* _What is expected_: Every entry must be echoed exactly.

* _Exercise data_:
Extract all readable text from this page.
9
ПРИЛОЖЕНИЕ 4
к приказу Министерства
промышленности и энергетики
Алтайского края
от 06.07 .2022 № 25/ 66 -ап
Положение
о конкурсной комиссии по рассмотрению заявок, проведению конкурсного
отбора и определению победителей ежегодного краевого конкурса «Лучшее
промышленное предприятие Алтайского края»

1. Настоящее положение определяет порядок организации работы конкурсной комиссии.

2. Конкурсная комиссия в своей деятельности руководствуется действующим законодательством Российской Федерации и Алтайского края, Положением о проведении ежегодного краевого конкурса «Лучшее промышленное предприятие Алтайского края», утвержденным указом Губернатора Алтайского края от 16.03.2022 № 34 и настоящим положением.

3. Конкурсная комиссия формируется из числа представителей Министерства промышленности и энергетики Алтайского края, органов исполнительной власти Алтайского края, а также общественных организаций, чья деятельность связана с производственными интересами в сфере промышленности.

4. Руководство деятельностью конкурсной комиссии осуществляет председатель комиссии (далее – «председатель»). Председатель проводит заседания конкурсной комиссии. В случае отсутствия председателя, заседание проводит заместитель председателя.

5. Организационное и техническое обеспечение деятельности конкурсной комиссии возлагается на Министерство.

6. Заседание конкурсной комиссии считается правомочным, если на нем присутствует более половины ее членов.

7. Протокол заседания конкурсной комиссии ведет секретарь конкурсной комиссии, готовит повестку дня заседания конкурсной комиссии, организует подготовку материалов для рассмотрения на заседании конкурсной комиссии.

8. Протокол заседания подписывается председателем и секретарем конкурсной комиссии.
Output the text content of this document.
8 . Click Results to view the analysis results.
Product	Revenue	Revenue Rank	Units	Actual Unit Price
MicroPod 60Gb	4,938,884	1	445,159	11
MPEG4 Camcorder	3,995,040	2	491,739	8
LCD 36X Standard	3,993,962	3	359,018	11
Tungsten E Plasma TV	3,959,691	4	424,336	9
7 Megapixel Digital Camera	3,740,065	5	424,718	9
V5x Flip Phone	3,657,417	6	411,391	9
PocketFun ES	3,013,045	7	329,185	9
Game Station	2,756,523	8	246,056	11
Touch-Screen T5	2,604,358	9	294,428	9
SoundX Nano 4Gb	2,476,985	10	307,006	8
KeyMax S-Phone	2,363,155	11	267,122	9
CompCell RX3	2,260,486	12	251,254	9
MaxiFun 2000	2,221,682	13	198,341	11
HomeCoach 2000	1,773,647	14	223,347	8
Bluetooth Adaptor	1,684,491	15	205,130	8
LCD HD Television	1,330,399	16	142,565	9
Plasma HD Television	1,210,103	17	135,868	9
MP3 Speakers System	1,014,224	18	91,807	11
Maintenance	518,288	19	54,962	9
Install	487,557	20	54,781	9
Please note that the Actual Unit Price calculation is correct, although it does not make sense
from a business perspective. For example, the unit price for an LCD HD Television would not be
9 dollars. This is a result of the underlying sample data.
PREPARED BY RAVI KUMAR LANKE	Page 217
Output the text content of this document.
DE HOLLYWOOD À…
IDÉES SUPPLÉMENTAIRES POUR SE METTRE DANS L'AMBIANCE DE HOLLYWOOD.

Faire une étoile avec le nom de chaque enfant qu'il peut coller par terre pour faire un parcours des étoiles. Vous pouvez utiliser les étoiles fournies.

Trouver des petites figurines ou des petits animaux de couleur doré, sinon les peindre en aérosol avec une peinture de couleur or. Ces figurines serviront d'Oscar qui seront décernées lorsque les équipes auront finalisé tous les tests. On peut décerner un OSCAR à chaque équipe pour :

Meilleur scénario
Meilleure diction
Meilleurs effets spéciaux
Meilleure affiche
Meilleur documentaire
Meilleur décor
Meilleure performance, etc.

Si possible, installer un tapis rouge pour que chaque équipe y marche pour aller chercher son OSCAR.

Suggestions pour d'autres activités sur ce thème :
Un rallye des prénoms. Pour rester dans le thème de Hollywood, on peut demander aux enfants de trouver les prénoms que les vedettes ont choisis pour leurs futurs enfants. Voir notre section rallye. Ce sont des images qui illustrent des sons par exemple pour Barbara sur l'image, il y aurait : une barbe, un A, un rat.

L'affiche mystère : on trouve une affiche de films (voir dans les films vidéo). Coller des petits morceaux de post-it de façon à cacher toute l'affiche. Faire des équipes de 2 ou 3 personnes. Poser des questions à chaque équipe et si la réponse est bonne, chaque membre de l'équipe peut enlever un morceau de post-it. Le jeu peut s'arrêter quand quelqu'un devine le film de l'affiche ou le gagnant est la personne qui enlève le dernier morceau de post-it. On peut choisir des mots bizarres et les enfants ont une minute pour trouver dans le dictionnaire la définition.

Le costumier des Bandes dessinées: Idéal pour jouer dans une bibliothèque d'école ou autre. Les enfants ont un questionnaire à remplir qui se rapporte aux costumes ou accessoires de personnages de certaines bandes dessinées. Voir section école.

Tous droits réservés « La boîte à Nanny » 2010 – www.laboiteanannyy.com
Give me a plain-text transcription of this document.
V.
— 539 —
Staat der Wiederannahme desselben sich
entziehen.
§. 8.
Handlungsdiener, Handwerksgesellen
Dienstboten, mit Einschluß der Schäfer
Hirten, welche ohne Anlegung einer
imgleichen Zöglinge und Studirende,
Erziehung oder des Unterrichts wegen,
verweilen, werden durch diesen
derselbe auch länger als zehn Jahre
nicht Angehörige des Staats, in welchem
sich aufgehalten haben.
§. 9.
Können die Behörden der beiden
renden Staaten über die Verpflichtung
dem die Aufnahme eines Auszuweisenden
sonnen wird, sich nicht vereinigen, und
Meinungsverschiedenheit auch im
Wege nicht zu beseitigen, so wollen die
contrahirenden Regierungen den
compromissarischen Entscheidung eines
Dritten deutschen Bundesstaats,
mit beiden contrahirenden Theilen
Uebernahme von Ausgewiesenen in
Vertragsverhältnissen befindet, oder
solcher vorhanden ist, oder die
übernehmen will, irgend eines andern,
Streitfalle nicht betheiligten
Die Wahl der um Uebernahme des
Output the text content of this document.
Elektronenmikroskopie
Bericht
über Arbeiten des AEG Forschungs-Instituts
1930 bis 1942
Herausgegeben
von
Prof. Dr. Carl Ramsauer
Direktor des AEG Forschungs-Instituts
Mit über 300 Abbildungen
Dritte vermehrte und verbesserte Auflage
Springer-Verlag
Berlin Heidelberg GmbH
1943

* _Output for this task_:
Extract all readable text from this page.
9
ПРИЛОЖЕНИЕ 4
к приказу Министерства
промышленности и энергетики
Алтайского края
от 06.07 .2022 № 25/ 66 -ап
Положение
о конкурсной комиссии по рассмотрению заявок, проведению конкурсного
отбора и определению победителей ежегодного краевого конкурса «Лучшее
промышленное предприятие Алтайского края»

1. Настоящее положение определяет порядок организации работы конкурсной комиссии.

2. Конкурсная комиссия в своей деятельности руководствуется действующим законодательством Российской Федерации и Алтайского края, Положением о проведении ежегодного краевого конкурса «Лучшее промышленное предприятие Алтайского края», утвержденным указом Губернатора Алтайского края от 16.03.2022 № 34 и настоящим положением.

3. Конкурсная комиссия формируется из числа представителей Министерства промышленности и энергетики Алтайского края, органов исполнительной власти Алтайского края, а также общественных организаций, чья деятельность связана с производственными интересами в сфере промышленности.

4. Руководство деятельностью конкурсной комиссии осуществляет председатель комиссии (далее – «председатель»). Председатель проводит заседания конкурсной комиссии. В случае отсутствия председателя, заседание проводит заместитель председателя.

5. Организационное и техническое обеспечение деятельности конкурсной комиссии возлагается на Министерство.

6. Заседание конкурсной комиссии считается правомочным, если на нем присутствует более половины ее членов.

7. Протокол заседания конкурсной комиссии ведет секретарь конкурсной комиссии, готовит повестку дня заседания конкурсной комиссии, организует подготовку материалов для рассмотрения на заседании конкурсной комиссии.

8. Протокол заседания подписывается председателем и секретарем конкурсной комиссии.
Output the text content of this document.
8 . Click Results to view the analysis results.
Product	Revenue	Revenue Rank	Units	Actual Unit Price
MicroPod 60Gb	4,938,884	1	445,159	11
MPEG4 Camcorder	3,995,040	2	491,739	8
LCD 36X Standard	3,993,962	3	359,018	11
Tungsten E Plasma TV	3,959,691	4	424,336	9
7 Megapixel Digital Camera	3,740,065	5	424,718	9
V5x Flip Phone	3,657,417	6	411,391	9
PocketFun ES	3,013,045	7	329,185	9
Game Station	2,756,523	8	246,056	11
Touch-Screen T5	2,604,358	9	294,428	9
SoundX Nano 4Gb	2,476,985	10	307,006	8
KeyMax S-Phone	2,363,155	11	267,122	9
CompCell RX3	2,260,486	12	251,254	9
MaxiFun 2000	2,221,682	13	198,341	11
HomeCoach 2000	1,773,647	14	223,347	8
Bluetooth Adaptor	1,684,491	15	205,130	8
LCD HD Television	1,330,399	16	142,565	9
Plasma HD Television	1,210,103	17	135,868	9
MP3 Speakers System	1,014,224	18	91,807	11
Maintenance	518,288	19	54,962	9
Install	487,557	20	54,781	9
Please note that the Actual Unit Price calculation is correct, although it does not make sense
from a business perspective. For example, the unit price for an LCD HD Television would not be
9 dollars. This is a result of the underlying sample data.
PREPARED BY RAVI KUMAR LANKE	Page 217
Output the text content of this document.
DE HOLLYWOOD À…
IDÉES SUPPLÉMENTAIRES POUR SE METTRE DANS L'AMBIANCE DE HOLLYWOOD.

Faire une étoile avec le nom de chaque enfant qu'il peut coller par terre pour faire un parcours des étoiles. Vous pouvez utiliser les étoiles fournies.

Trouver des petites figurines ou des petits animaux de couleur doré, sinon les peindre en aérosol avec une peinture de couleur or. Ces figurines serviront d'Oscar qui seront décernées lorsque les équipes auront finalisé tous les tests. On peut décerner un OSCAR à chaque équipe pour :

Meilleur scénario
Meilleure diction
Meilleurs effets spéciaux
Meilleure affiche
Meilleur documentaire
Meilleur décor
Meilleure performance, etc.

Si possible, installer un tapis rouge pour que chaque équipe y marche pour aller chercher son OSCAR.

Suggestions pour d'autres activités sur ce thème :
Un rallye des prénoms. Pour rester dans le thème de Hollywood, on peut demander aux enfants de trouver les prénoms que les vedettes ont choisis pour leurs futurs enfants. Voir notre section rallye. Ce sont des images qui illustrent des sons par exemple pour Barbara sur l'image, il y aurait : une barbe, un A, un rat.

L'affiche mystère : on trouve une affiche de films (voir dans les films vidéo). Coller des petits morceaux de post-it de façon à cacher toute l'affiche. Faire des équipes de 2 ou 3 personnes. Poser des questions à chaque équipe et si la réponse est bonne, chaque membre de l'équipe peut enlever un morceau de post-it. Le jeu peut s'arrêter quand quelqu'un devine le film de l'affiche ou le gagnant est la personne qui enlève le dernier morceau de post-it. On peut choisir des mots bizarres et les enfants ont une minute pour trouver dans le dictionnaire la définition.

Le costumier des Bandes dessinées: Idéal pour jouer dans une bibliothèque d'école ou autre. Les enfants ont un questionnaire à remplir qui se rapporte aux costumes ou accessoires de personnages de certaines bandes dessinées. Voir section école.

Tous droits réservés « La boîte à Nanny » 2010 – www.laboiteanannyy.com
Give me a plain-text transcription of this document.
V.
— 539 —
Staat der Wiederannahme desselben sich
entziehen.
§. 8.
Handlungsdiener, Handwerksgesellen
Dienstboten, mit Einschluß der Schäfer
Hirten, welche ohne Anlegung einer
imgleichen Zöglinge und Studirende,
Erziehung oder des Unterrichts wegen,
verweilen, werden durch diesen
derselbe auch länger als zehn Jahre
nicht Angehörige des Staats, in welchem
sich aufgehalten haben.
§. 9.
Können die Behörden der beiden
renden Staaten über die Verpflichtung
dem die Aufnahme eines Auszuweisenden
sonnen wird, sich nicht vereinigen, und
Meinungsverschiedenheit auch im
Wege nicht zu beseitigen, so wollen die
contrahirenden Regierungen den
compromissarischen Entscheidung eines
Dritten deutschen Bundesstaats,
mit beiden contrahirenden Theilen
Uebernahme von Ausgewiesenen in
Vertragsverhältnissen befindet, oder
solcher vorhanden ist, oder die
übernehmen will, irgend eines andern,
Streitfalle nicht betheiligten
Die Wahl der um Uebernahme des
Output the text content of this document.
Elektronenmikroskopie
Bericht
über Arbeiten des AEG Forschungs-Instituts
1930 bis 1942
Herausgegeben
von
Prof. Dr. Carl Ramsauer
Direktor des AEG Forschungs-Instituts
Mit über 300 Abbildungen
Dritte vermehrte und verbesserte Auflage
Springer-Verlag
Berlin Heidelberg GmbH
1943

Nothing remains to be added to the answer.